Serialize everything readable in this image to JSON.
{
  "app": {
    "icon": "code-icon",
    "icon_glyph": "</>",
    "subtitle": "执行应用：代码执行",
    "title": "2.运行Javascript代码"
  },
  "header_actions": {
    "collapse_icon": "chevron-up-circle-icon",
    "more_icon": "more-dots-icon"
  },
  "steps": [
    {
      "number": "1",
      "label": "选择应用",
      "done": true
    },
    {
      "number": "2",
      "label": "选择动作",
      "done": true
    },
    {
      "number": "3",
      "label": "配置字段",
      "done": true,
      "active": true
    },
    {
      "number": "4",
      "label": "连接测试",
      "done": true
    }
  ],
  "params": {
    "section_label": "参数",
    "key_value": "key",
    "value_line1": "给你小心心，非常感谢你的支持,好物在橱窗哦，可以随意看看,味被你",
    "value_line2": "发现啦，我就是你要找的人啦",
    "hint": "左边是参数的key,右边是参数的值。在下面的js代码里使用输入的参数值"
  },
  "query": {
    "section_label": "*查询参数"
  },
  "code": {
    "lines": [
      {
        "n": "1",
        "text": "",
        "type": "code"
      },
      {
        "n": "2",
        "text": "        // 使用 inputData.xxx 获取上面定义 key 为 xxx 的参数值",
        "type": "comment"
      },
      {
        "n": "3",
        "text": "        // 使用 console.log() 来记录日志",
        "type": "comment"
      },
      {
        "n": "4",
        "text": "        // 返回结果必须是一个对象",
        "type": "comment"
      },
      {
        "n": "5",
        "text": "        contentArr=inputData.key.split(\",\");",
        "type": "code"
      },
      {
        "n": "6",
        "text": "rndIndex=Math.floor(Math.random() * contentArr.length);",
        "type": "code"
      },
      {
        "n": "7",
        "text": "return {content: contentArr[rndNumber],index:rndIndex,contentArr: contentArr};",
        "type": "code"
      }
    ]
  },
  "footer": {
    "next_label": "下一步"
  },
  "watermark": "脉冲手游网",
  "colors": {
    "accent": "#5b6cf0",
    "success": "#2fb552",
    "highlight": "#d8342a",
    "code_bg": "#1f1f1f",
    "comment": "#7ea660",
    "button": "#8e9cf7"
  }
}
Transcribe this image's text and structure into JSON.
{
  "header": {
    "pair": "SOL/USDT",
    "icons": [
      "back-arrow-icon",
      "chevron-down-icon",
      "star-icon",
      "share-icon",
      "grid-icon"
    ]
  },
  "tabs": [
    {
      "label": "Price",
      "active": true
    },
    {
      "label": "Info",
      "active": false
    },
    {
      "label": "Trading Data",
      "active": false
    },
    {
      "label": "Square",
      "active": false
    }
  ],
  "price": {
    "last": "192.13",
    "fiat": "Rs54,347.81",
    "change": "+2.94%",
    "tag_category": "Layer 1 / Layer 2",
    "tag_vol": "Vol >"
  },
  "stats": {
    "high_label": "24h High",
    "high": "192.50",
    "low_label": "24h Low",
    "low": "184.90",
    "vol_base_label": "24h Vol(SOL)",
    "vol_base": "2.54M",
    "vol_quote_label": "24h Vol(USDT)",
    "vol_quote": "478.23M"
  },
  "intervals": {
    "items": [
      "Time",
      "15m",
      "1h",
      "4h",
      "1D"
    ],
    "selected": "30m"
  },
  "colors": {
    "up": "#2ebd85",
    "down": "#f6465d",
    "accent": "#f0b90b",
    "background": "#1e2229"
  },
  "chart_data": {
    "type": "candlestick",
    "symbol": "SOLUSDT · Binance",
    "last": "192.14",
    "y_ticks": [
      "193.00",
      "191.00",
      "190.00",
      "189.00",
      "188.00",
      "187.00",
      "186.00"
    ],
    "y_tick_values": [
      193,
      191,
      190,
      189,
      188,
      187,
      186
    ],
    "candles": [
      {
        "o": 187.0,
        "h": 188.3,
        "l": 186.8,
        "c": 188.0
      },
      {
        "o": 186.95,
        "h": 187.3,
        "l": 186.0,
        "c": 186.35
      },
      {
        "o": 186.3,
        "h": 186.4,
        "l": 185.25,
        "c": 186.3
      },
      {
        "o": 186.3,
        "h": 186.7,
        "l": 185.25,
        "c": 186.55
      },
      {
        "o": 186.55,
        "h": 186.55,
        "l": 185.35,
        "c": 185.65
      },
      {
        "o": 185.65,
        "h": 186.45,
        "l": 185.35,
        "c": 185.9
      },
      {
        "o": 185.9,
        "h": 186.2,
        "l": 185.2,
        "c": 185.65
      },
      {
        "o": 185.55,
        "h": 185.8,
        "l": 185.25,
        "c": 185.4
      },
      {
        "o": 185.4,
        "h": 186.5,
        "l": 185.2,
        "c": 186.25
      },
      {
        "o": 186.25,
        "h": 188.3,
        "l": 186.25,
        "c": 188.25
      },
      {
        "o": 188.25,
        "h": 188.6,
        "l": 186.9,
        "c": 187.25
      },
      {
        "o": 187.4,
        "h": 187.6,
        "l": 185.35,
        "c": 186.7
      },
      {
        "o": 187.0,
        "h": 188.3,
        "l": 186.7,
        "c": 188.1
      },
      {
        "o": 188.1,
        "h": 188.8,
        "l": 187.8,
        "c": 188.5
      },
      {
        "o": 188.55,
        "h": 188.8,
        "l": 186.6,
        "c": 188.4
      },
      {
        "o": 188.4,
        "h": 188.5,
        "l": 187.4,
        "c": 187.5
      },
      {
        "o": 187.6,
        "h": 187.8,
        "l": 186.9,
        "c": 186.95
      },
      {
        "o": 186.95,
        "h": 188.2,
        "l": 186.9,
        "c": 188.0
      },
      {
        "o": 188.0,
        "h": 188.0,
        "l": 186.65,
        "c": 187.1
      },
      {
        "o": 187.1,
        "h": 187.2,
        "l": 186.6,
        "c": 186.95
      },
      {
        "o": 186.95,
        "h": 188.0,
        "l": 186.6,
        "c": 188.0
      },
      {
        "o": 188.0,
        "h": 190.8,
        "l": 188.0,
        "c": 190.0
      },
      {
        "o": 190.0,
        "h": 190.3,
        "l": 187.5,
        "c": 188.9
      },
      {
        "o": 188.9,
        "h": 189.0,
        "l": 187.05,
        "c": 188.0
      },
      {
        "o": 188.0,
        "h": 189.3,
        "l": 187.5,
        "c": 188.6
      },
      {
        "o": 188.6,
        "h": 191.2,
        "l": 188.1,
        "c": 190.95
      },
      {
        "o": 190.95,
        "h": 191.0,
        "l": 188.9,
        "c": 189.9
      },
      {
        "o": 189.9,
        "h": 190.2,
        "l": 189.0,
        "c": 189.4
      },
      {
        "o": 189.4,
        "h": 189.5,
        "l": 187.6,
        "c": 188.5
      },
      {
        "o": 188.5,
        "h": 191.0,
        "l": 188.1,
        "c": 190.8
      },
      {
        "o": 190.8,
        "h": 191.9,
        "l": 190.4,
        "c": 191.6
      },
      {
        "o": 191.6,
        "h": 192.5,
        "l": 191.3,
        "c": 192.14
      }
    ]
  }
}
════
#### [Given problem]
Retype every record above exactly as it appears.

#### [Answer to this exercise]
Serialize everything readable in this image to JSON.
{
  "app": {
    "icon": "code-icon",
    "icon_glyph": "</>",
    "subtitle": "执行应用：代码执行",
    "title": "2.运行Javascript代码"
  },
  "header_actions": {
    "collapse_icon": "chevron-up-circle-icon",
    "more_icon": "more-dots-icon"
  },
  "steps": [
    {
      "number": "1",
      "label": "选择应用",
      "done": true
    },
    {
      "number": "2",
      "label": "选择动作",
      "done": true
    },
    {
      "number": "3",
      "label": "配置字段",
      "done": true,
      "active": true
    },
    {
      "number": "4",
      "label": "连接测试",
      "done": true
    }
  ],
  "params": {
    "section_label": "参数",
    "key_value": "key",
    "value_line1": "给你小心心，非常感谢你的支持,好物在橱窗哦，可以随意看看,味被你",
    "value_line2": "发现啦，我就是你要找的人啦",
    "hint": "左边是参数的key,右边是参数的值。在下面的js代码里使用输入的参数值"
  },
  "query": {
    "section_label": "*查询参数"
  },
  "code": {
    "lines": [
      {
        "n": "1",
        "text": "",
        "type": "code"
      },
      {
        "n": "2",
        "text": "        // 使用 inputData.xxx 获取上面定义 key 为 xxx 的参数值",
        "type": "comment"
      },
      {
        "n": "3",
        "text": "        // 使用 console.log() 来记录日志",
        "type": "comment"
      },
      {
        "n": "4",
        "text": "        // 返回结果必须是一个对象",
        "type": "comment"
      },
      {
        "n": "5",
        "text": "        contentArr=inputData.key.split(\",\");",
        "type": "code"
      },
      {
        "n": "6",
        "text": "rndIndex=Math.floor(Math.random() * contentArr.length);",
        "type": "code"
      },
      {
        "n": "7",
        "text": "return {content: contentArr[rndNumber],index:rndIndex,contentArr: contentArr};",
        "type": "code"
      }
    ]
  },
  "footer": {
    "next_label": "下一步"
  },
  "watermark": "脉冲手游网",
  "colors": {
    "accent": "#5b6cf0",
    "success": "#2fb552",
    "highlight": "#d8342a",
    "code_bg": "#1f1f1f",
    "comment": "#7ea660",
    "button": "#8e9cf7"
  }
}
Transcribe this image's text and structure into JSON.
{
  "header": {
    "pair": "SOL/USDT",
    "icons": [
      "back-arrow-icon",
      "chevron-down-icon",
      "star-icon",
      "share-icon",
      "grid-icon"
    ]
  },
  "tabs": [
    {
      "label": "Price",
      "active": true
    },
    {
      "label": "Info",
      "active": false
    },
    {
      "label": "Trading Data",
      "active": false
    },
    {
      "label": "Square",
      "active": false
    }
  ],
  "price": {
    "last": "192.13",
    "fiat": "Rs54,347.81",
    "change": "+2.94%",
    "tag_category": "Layer 1 / Layer 2",
    "tag_vol": "Vol >"
  },
  "stats": {
    "high_label": "24h High",
    "high": "192.50",
    "low_label": "24h Low",
    "low": "184.90",
    "vol_base_label": "24h Vol(SOL)",
    "vol_base": "2.54M",
    "vol_quote_label": "24h Vol(USDT)",
    "vol_quote": "478.23M"
  },
  "intervals": {
    "items": [
      "Time",
      "15m",
      "1h",
      "4h",
      "1D"
    ],
    "selected": "30m"
  },
  "colors": {
    "up": "#2ebd85",
    "down": "#f6465d",
    "accent": "#f0b90b",
    "background": "#1e2229"
  },
  "chart_data": {
    "type": "candlestick",
    "symbol": "SOLUSDT · Binance",
    "last": "192.14",
    "y_ticks": [
      "193.00",
      "191.00",
      "190.00",
      "189.00",
      "188.00",
      "187.00",
      "186.00"
    ],
    "y_tick_values": [
      193,
      191,
      190,
      189,
      188,
      187,
      186
    ],
    "candles": [
      {
        "o": 187.0,
        "h": 188.3,
        "l": 186.8,
        "c": 188.0
      },
      {
        "o": 186.95,
        "h": 187.3,
        "l": 186.0,
        "c": 186.35
      },
      {
        "o": 186.3,
        "h": 186.4,
        "l": 185.25,
        "c": 186.3
      },
      {
        "o": 186.3,
        "h": 186.7,
        "l": 185.25,
        "c": 186.55
      },
      {
        "o": 186.55,
        "h": 186.55,
        "l": 185.35,
        "c": 185.65
      },
      {
        "o": 185.65,
        "h": 186.45,
        "l": 185.35,
        "c": 185.9
      },
      {
        "o": 185.9,
        "h": 186.2,
        "l": 185.2,
        "c": 185.65
      },
      {
        "o": 185.55,
        "h": 185.8,
        "l": 185.25,
        "c": 185.4
      },
      {
        "o": 185.4,
        "h": 186.5,
        "l": 185.2,
        "c": 186.25
      },
      {
        "o": 186.25,
        "h": 188.3,
        "l": 186.25,
        "c": 188.25
      },
      {
        "o": 188.25,
        "h": 188.6,
        "l": 186.9,
        "c": 187.25
      },
      {
        "o": 187.4,
        "h": 187.6,
        "l": 185.35,
        "c": 186.7
      },
      {
        "o": 187.0,
        "h": 188.3,
        "l": 186.7,
        "c": 188.1
      },
      {
        "o": 188.1,
        "h": 188.8,
        "l": 187.8,
        "c": 188.5
      },
      {
        "o": 188.55,
        "h": 188.8,
        "l": 186.6,
        "c": 188.4
      },
      {
        "o": 188.4,
        "h": 188.5,
        "l": 187.4,
        "c": 187.5
      },
      {
        "o": 187.6,
        "h": 187.8,
        "l": 186.9,
        "c": 186.95
      },
      {
        "o": 186.95,
        "h": 188.2,
        "l": 186.9,
        "c": 188.0
      },
      {
        "o": 188.0,
        "h": 188.0,
        "l": 186.65,
        "c": 187.1
      },
      {
        "o": 187.1,
        "h": 187.2,
        "l": 186.6,
        "c": 186.95
      },
      {
        "o": 186.95,
        "h": 188.0,
        "l": 186.6,
        "c": 188.0
      },
      {
        "o": 188.0,
        "h": 190.8,
        "l": 188.0,
        "c": 190.0
      },
      {
        "o": 190.0,
        "h": 190.3,
        "l": 187.5,
        "c": 188.9
      },
      {
        "o": 188.9,
        "h": 189.0,
        "l": 187.05,
        "c": 188.0
      },
      {
        "o": 188.0,
        "h": 189.3,
        "l": 187.5,
        "c": 188.6
      },
      {
        "o": 188.6,
        "h": 191.2,
        "l": 188.1,
        "c": 190.95
      },
      {
        "o": 190.95,
        "h": 191.0,
        "l": 188.9,
        "c": 189.9
      },
      {
        "o": 189.9,
        "h": 190.2,
        "l": 189.0,
        "c": 189.4
      },
      {
        "o": 189.4,
        "h": 189.5,
        "l": 187.6,
        "c": 188.5
      },
      {
        "o": 188.5,
        "h": 191.0,
        "l": 188.1,
        "c": 190.8
      },
      {
        "o": 190.8,
        "h": 191.9,
        "l": 190.4,
        "c": 191.6
      },
      {
        "o": 191.6,
        "h": 192.5,
        "l": 191.3,
        "c": 192.14
      }
    ]
  }
}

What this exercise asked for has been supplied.